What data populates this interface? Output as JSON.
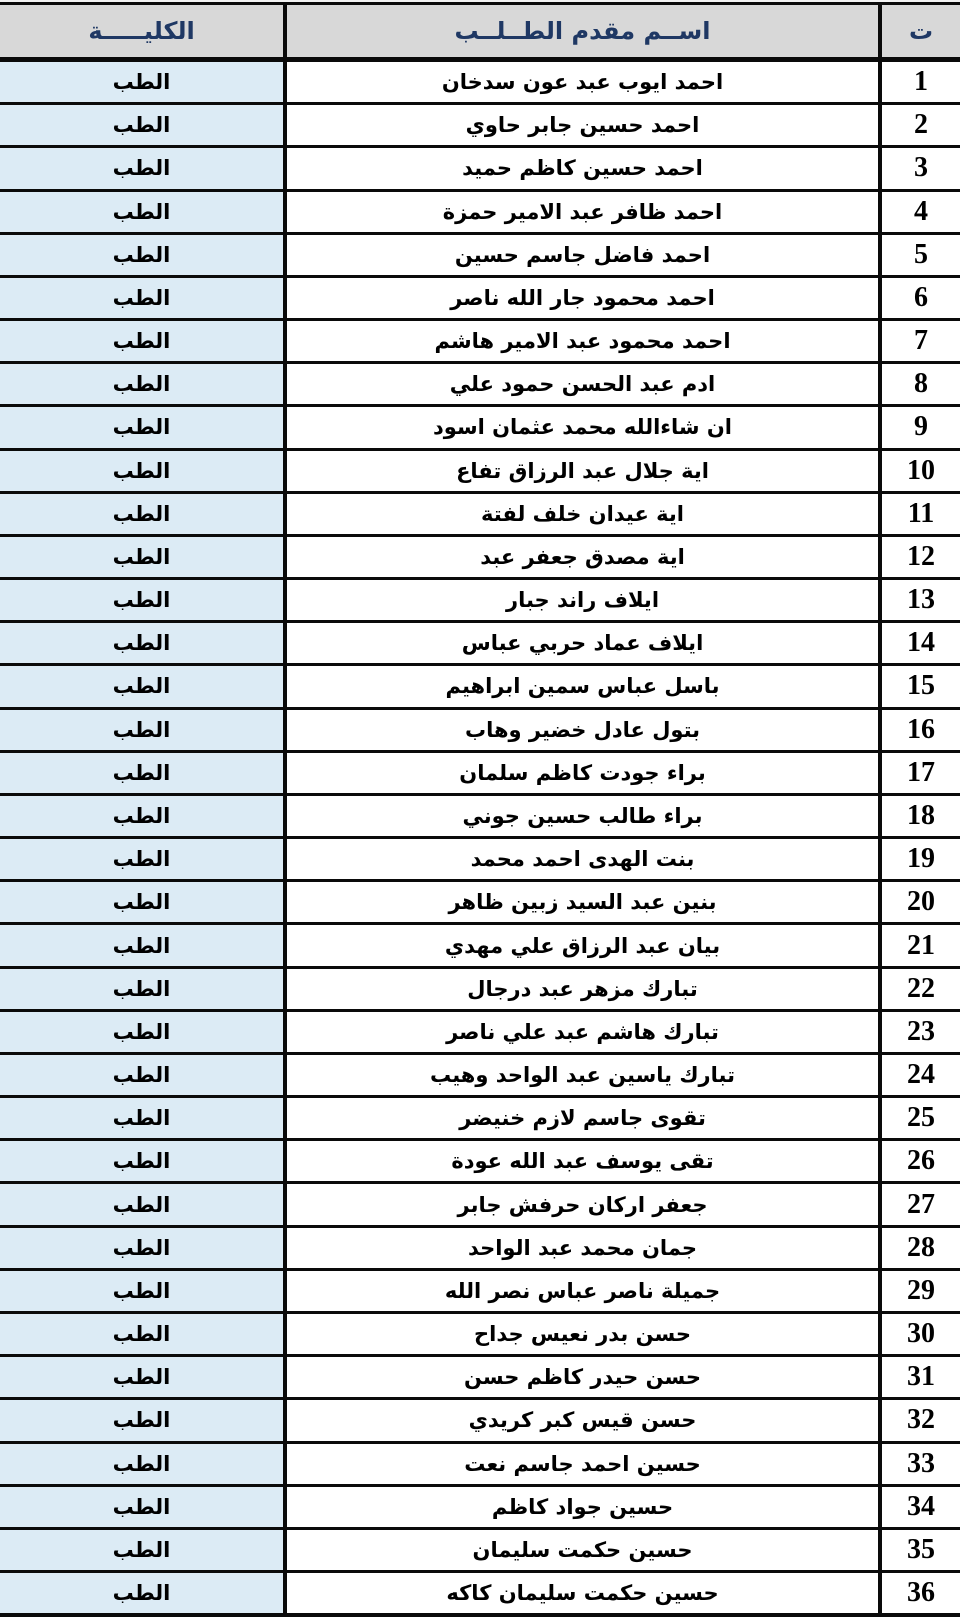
{
  "document_type": "applicants-list-table",
  "colors": {
    "header_background": "#d8d8d8",
    "header_text": "#1f3864",
    "college_cell_background": "#dcebf5",
    "body_text": "#000000",
    "border": "#0a0a0a",
    "name_cell_background": "#ffffff"
  },
  "table": {
    "headers": {
      "index": "ت",
      "name": "اســم مقدم الطــلــب",
      "college": "الكليـــــة"
    },
    "rows": [
      {
        "index": "1",
        "name": "احمد ايوب عبد عون سدخان",
        "college": "الطب"
      },
      {
        "index": "2",
        "name": "احمد حسين جابر حاوي",
        "college": "الطب"
      },
      {
        "index": "3",
        "name": "احمد حسين كاظم حميد",
        "college": "الطب"
      },
      {
        "index": "4",
        "name": "احمد ظافر عبد الامير حمزة",
        "college": "الطب"
      },
      {
        "index": "5",
        "name": "احمد فاضل جاسم حسين",
        "college": "الطب"
      },
      {
        "index": "6",
        "name": "احمد محمود جار الله ناصر",
        "college": "الطب"
      },
      {
        "index": "7",
        "name": "احمد محمود عبد الامير هاشم",
        "college": "الطب"
      },
      {
        "index": "8",
        "name": "ادم عبد الحسن حمود علي",
        "college": "الطب"
      },
      {
        "index": "9",
        "name": "ان شاءالله محمد عثمان اسود",
        "college": "الطب"
      },
      {
        "index": "10",
        "name": "اية جلال عبد الرزاق تفاع",
        "college": "الطب"
      },
      {
        "index": "11",
        "name": "اية عيدان خلف لفتة",
        "college": "الطب"
      },
      {
        "index": "12",
        "name": "اية مصدق جعفر عبد",
        "college": "الطب"
      },
      {
        "index": "13",
        "name": "ايلاف راند جبار",
        "college": "الطب"
      },
      {
        "index": "14",
        "name": "ايلاف عماد حربي عباس",
        "college": "الطب"
      },
      {
        "index": "15",
        "name": "باسل عباس سمين ابراهيم",
        "college": "الطب"
      },
      {
        "index": "16",
        "name": "بتول عادل خضير وهاب",
        "college": "الطب"
      },
      {
        "index": "17",
        "name": "براء جودت كاظم سلمان",
        "college": "الطب"
      },
      {
        "index": "18",
        "name": "براء طالب حسين جوني",
        "college": "الطب"
      },
      {
        "index": "19",
        "name": "بنت الهدى احمد محمد",
        "college": "الطب"
      },
      {
        "index": "20",
        "name": "بنين عبد السيد زبين ظاهر",
        "college": "الطب"
      },
      {
        "index": "21",
        "name": "بيان عبد الرزاق علي مهدي",
        "college": "الطب"
      },
      {
        "index": "22",
        "name": "تبارك مزهر عبد درجال",
        "college": "الطب"
      },
      {
        "index": "23",
        "name": "تبارك هاشم عبد علي ناصر",
        "college": "الطب"
      },
      {
        "index": "24",
        "name": "تبارك ياسين عبد الواحد وهيب",
        "college": "الطب"
      },
      {
        "index": "25",
        "name": "تقوى جاسم لازم خنيضر",
        "college": "الطب"
      },
      {
        "index": "26",
        "name": "تقى يوسف عبد الله عودة",
        "college": "الطب"
      },
      {
        "index": "27",
        "name": "جعفر اركان حرفش جابر",
        "college": "الطب"
      },
      {
        "index": "28",
        "name": "جمان محمد عبد الواحد",
        "college": "الطب"
      },
      {
        "index": "29",
        "name": "جميلة ناصر عباس نصر الله",
        "college": "الطب"
      },
      {
        "index": "30",
        "name": "حسن بدر نعيس جداح",
        "college": "الطب"
      },
      {
        "index": "31",
        "name": "حسن حيدر كاظم حسن",
        "college": "الطب"
      },
      {
        "index": "32",
        "name": "حسن قيس كبر كريدي",
        "college": "الطب"
      },
      {
        "index": "33",
        "name": "حسين احمد جاسم نعت",
        "college": "الطب"
      },
      {
        "index": "34",
        "name": "حسين جواد كاظم",
        "college": "الطب"
      },
      {
        "index": "35",
        "name": "حسين حكمت سليمان",
        "college": "الطب"
      },
      {
        "index": "36",
        "name": "حسين حكمت سليمان كاكه",
        "college": "الطب"
      }
    ]
  }
}
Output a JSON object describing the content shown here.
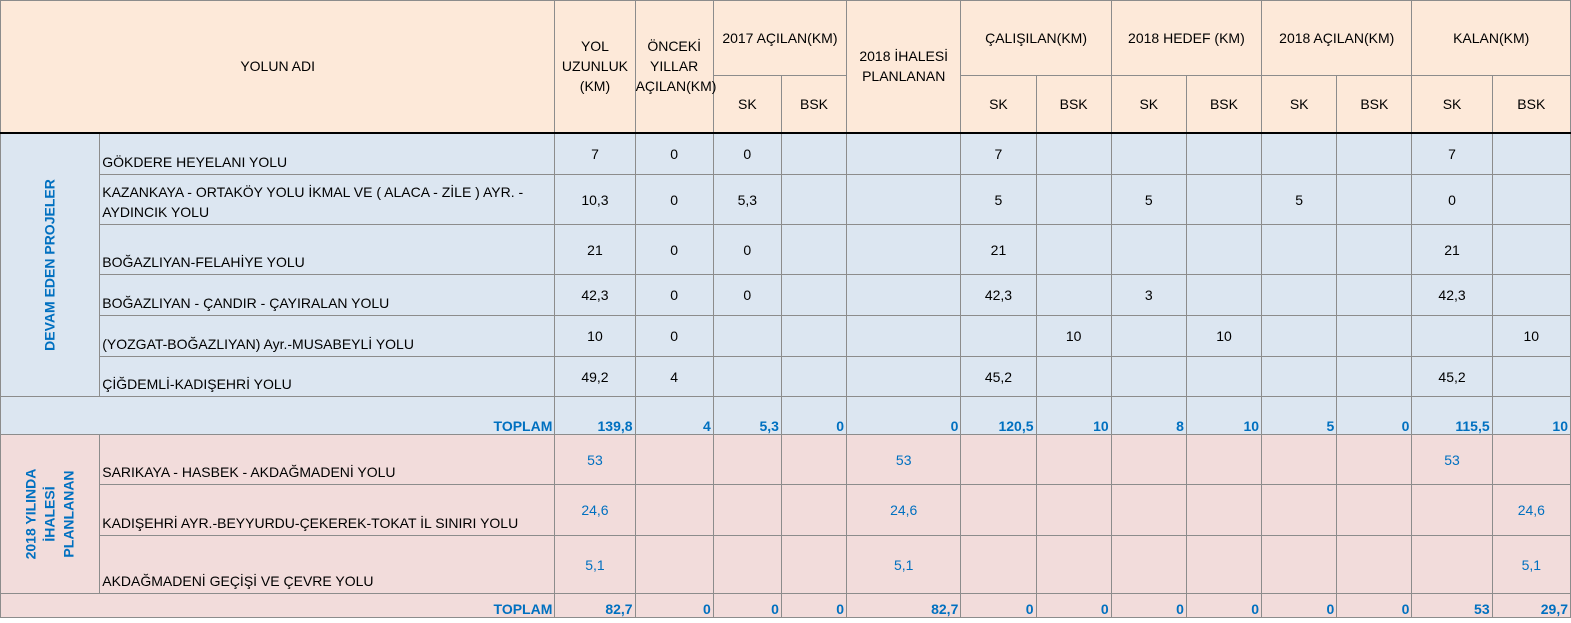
{
  "headers": {
    "yolun_adi": "YOLUN ADI",
    "yol_uzunluk": "YOL UZUNLUK (KM)",
    "onceki": "ÖNCEKİ YILLAR AÇILAN(KM)",
    "acilan_2017": "2017 AÇILAN(KM)",
    "ihale_2018": "2018 İHALESİ PLANLANAN",
    "calisilan": "ÇALIŞILAN(KM)",
    "hedef_2018": "2018 HEDEF (KM)",
    "acilan_2018": "2018 AÇILAN(KM)",
    "kalan": "KALAN(KM)",
    "sk": "SK",
    "bsk": "BSK"
  },
  "section1": {
    "label": "DEVAM EDEN PROJELER",
    "rows": [
      {
        "name": "GÖKDERE HEYELANI YOLU",
        "cells": [
          "7",
          "0",
          "0",
          "",
          "",
          "7",
          "",
          "",
          "",
          "",
          "",
          "7",
          ""
        ]
      },
      {
        "name": "KAZANKAYA - ORTAKÖY YOLU İKMAL VE ( ALACA - ZİLE ) AYR. - AYDINCIK YOLU",
        "cells": [
          "10,3",
          "0",
          "5,3",
          "",
          "",
          "5",
          "",
          "5",
          "",
          "5",
          "",
          "0",
          ""
        ]
      },
      {
        "name": "BOĞAZLIYAN-FELAHİYE YOLU",
        "cells": [
          "21",
          "0",
          "0",
          "",
          "",
          "21",
          "",
          "",
          "",
          "",
          "",
          "21",
          ""
        ]
      },
      {
        "name": "BOĞAZLIYAN - ÇANDIR - ÇAYIRALAN YOLU",
        "cells": [
          "42,3",
          "0",
          "0",
          "",
          "",
          "42,3",
          "",
          "3",
          "",
          "",
          "",
          "42,3",
          ""
        ]
      },
      {
        "name": "(YOZGAT-BOĞAZLIYAN) Ayr.-MUSABEYLİ YOLU",
        "cells": [
          "10",
          "0",
          "",
          "",
          "",
          "",
          "10",
          "",
          "10",
          "",
          "",
          "",
          "10"
        ]
      },
      {
        "name": "ÇİĞDEMLİ-KADIŞEHRİ YOLU",
        "cells": [
          "49,2",
          "4",
          "",
          "",
          "",
          "45,2",
          "",
          "",
          "",
          "",
          "",
          "45,2",
          ""
        ]
      }
    ],
    "total": {
      "label": "TOPLAM",
      "cells": [
        "139,8",
        "4",
        "5,3",
        "0",
        "0",
        "120,5",
        "10",
        "8",
        "10",
        "5",
        "0",
        "115,5",
        "10"
      ]
    }
  },
  "section2": {
    "label": "2018 YILINDA İHALESİ PLANLANAN",
    "label_lines": [
      "2018 YILINDA",
      "İHALESİ",
      "PLANLANAN"
    ],
    "rows": [
      {
        "name": "SARIKAYA - HASBEK - AKDAĞMADENİ YOLU",
        "cells": [
          "53",
          "",
          "",
          "",
          "53",
          "",
          "",
          "",
          "",
          "",
          "",
          "53",
          ""
        ]
      },
      {
        "name": "KADIŞEHRİ AYR.-BEYYURDU-ÇEKEREK-TOKAT İL SINIRI YOLU",
        "cells": [
          "24,6",
          "",
          "",
          "",
          "24,6",
          "",
          "",
          "",
          "",
          "",
          "",
          "",
          "24,6"
        ]
      },
      {
        "name": "AKDAĞMADENİ GEÇİŞİ VE ÇEVRE YOLU",
        "cells": [
          "5,1",
          "",
          "",
          "",
          "5,1",
          "",
          "",
          "",
          "",
          "",
          "",
          "",
          "5,1"
        ]
      }
    ],
    "total": {
      "label": "TOPLAM",
      "cells": [
        "82,7",
        "0",
        "0",
        "0",
        "82,7",
        "0",
        "0",
        "0",
        "0",
        "0",
        "0",
        "53",
        "29,7"
      ]
    }
  },
  "colors": {
    "header_bg": "#fde9d9",
    "section1_bg": "#dce6f1",
    "section2_bg": "#f2dcdb",
    "accent_blue": "#0070c0"
  }
}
· · · · ·
SHORT PROBLEM →
Select every line of the material above holding the word "AKDAĞMADENİ" and copy it.

FINAL ANSWER →
        "name": "SARIKAYA - HASBEK - AKDAĞMADENİ YOLU",
        "name": "AKDAĞMADENİ GEÇİŞİ VE ÇEVRE YOLU",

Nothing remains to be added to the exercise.